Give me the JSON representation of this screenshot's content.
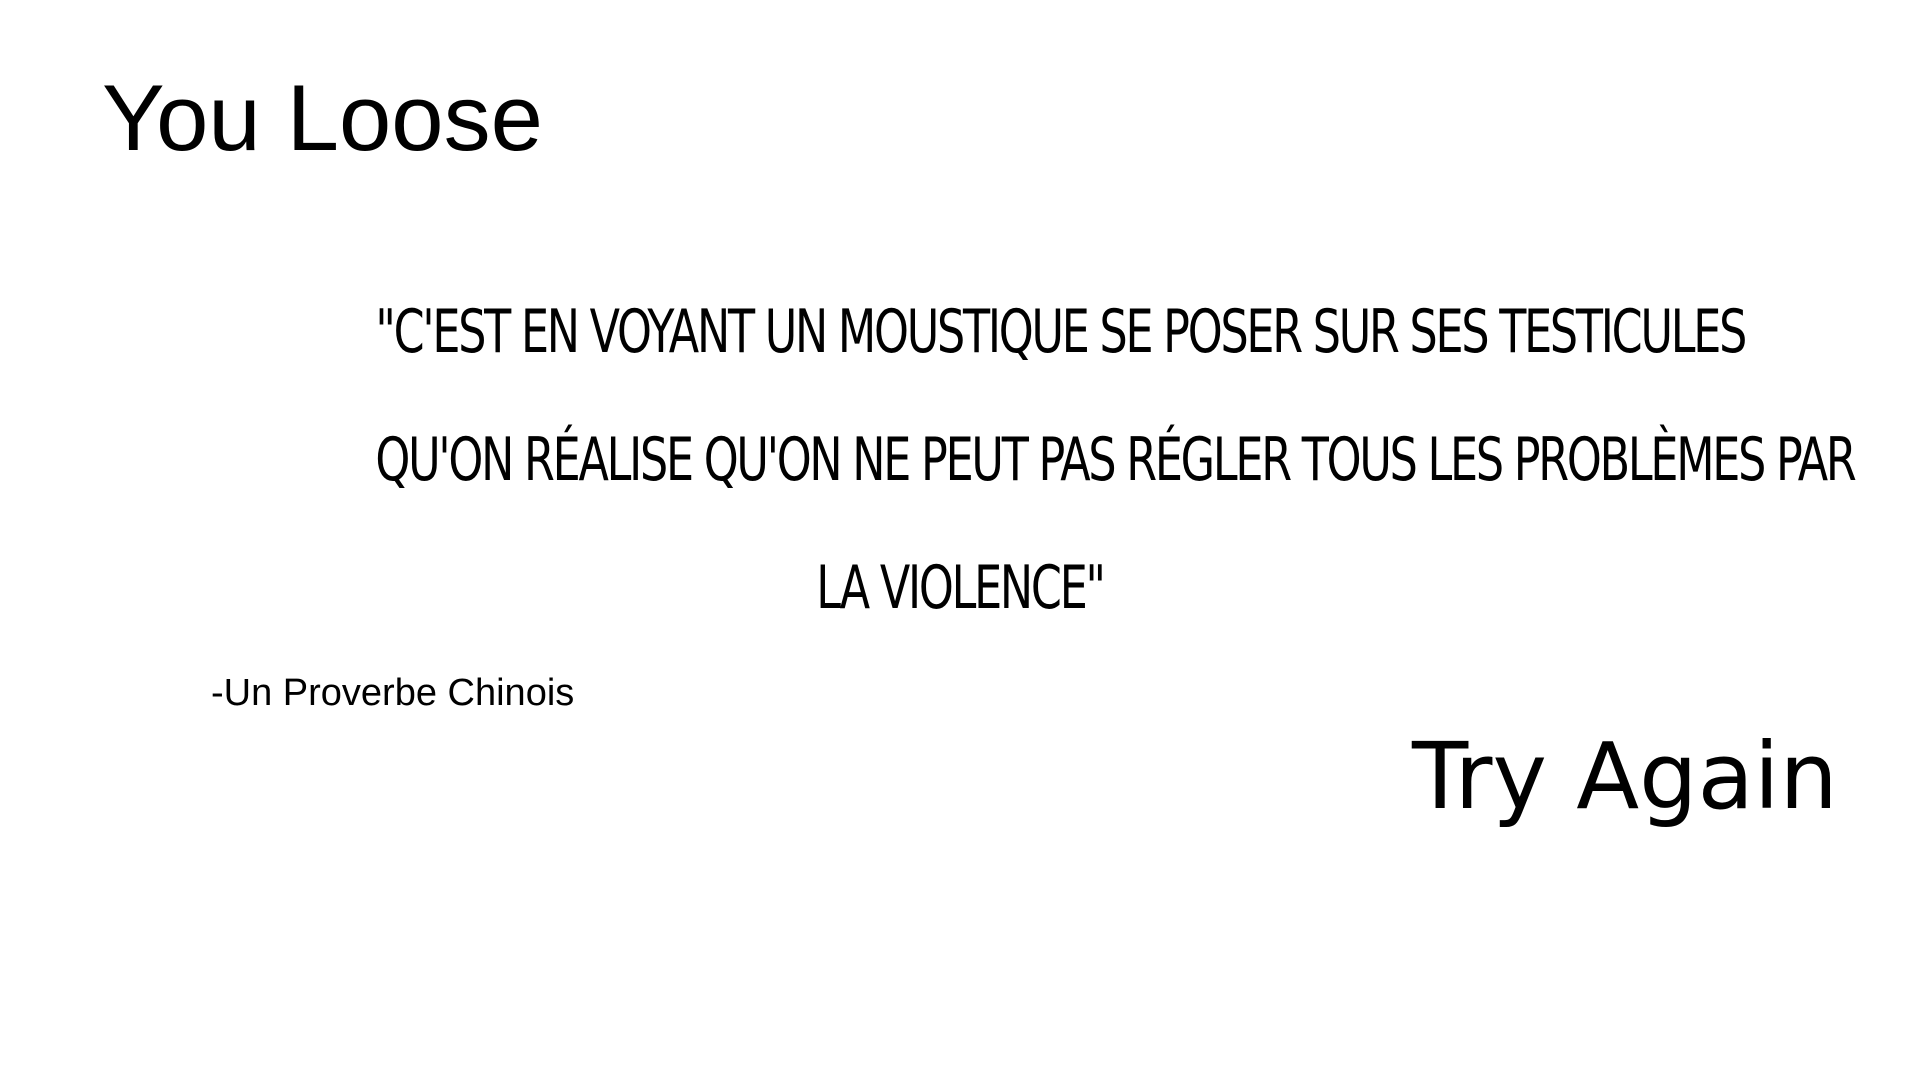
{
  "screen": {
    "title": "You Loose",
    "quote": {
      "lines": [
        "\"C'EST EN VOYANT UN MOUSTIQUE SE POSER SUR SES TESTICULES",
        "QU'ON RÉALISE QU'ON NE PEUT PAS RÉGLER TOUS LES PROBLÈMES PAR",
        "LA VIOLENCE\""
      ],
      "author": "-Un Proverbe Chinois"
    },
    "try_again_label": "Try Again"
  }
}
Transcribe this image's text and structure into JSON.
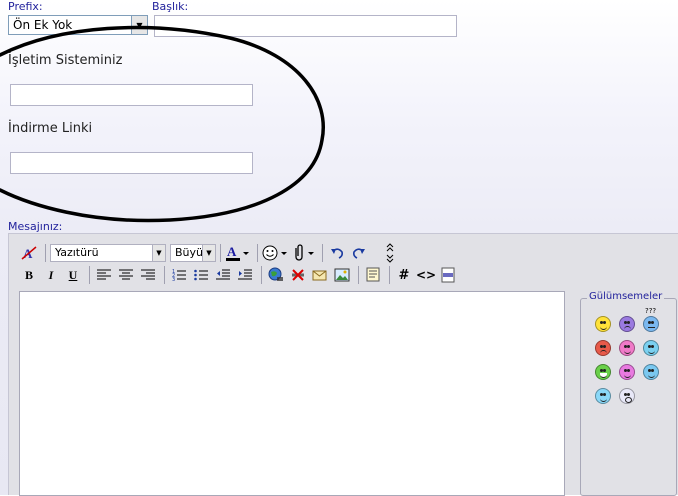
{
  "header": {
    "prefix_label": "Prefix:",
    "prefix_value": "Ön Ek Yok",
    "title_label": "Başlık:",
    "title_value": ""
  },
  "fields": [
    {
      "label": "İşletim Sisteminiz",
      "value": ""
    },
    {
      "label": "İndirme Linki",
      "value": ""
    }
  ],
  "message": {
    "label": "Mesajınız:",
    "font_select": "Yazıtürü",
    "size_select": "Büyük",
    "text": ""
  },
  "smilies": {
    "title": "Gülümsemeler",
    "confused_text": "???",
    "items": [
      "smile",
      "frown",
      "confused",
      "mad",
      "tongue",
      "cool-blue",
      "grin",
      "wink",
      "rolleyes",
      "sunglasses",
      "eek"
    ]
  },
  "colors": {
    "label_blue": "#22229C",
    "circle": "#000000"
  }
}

• _Written instruction_
From the data above, write out everything exactly except the pictures.

• _Solution to this exercise_
Give me the JSON representation of this screenshot's content.
{
  "screen": {
    "title": "You Loose",
    "quote": {
      "lines": [
        "\"C'EST EN VOYANT UN MOUSTIQUE SE POSER SUR SES TESTICULES",
        "QU'ON RÉALISE QU'ON NE PEUT PAS RÉGLER TOUS LES PROBLÈMES PAR",
        "LA VIOLENCE\""
      ],
      "author": "-Un Proverbe Chinois"
    },
    "try_again_label": "Try Again"
  }
}
Transcribe this image's text and structure into JSON.
{
  "header": {
    "prefix_label": "Prefix:",
    "prefix_value": "Ön Ek Yok",
    "title_label": "Başlık:",
    "title_value": ""
  },
  "fields": [
    {
      "label": "İşletim Sisteminiz",
      "value": ""
    },
    {
      "label": "İndirme Linki",
      "value": ""
    }
  ],
  "message": {
    "label": "Mesajınız:",
    "font_select": "Yazıtürü",
    "size_select": "Büyük",
    "text": ""
  },
  "smilies": {
    "title": "Gülümsemeler",
    "confused_text": "???",
    "items": [
      "smile",
      "frown",
      "confused",
      "mad",
      "tongue",
      "cool-blue",
      "grin",
      "wink",
      "rolleyes",
      "sunglasses",
      "eek"
    ]
  },
  "colors": {
    "label_blue": "#22229C",
    "circle": "#000000"
  }
}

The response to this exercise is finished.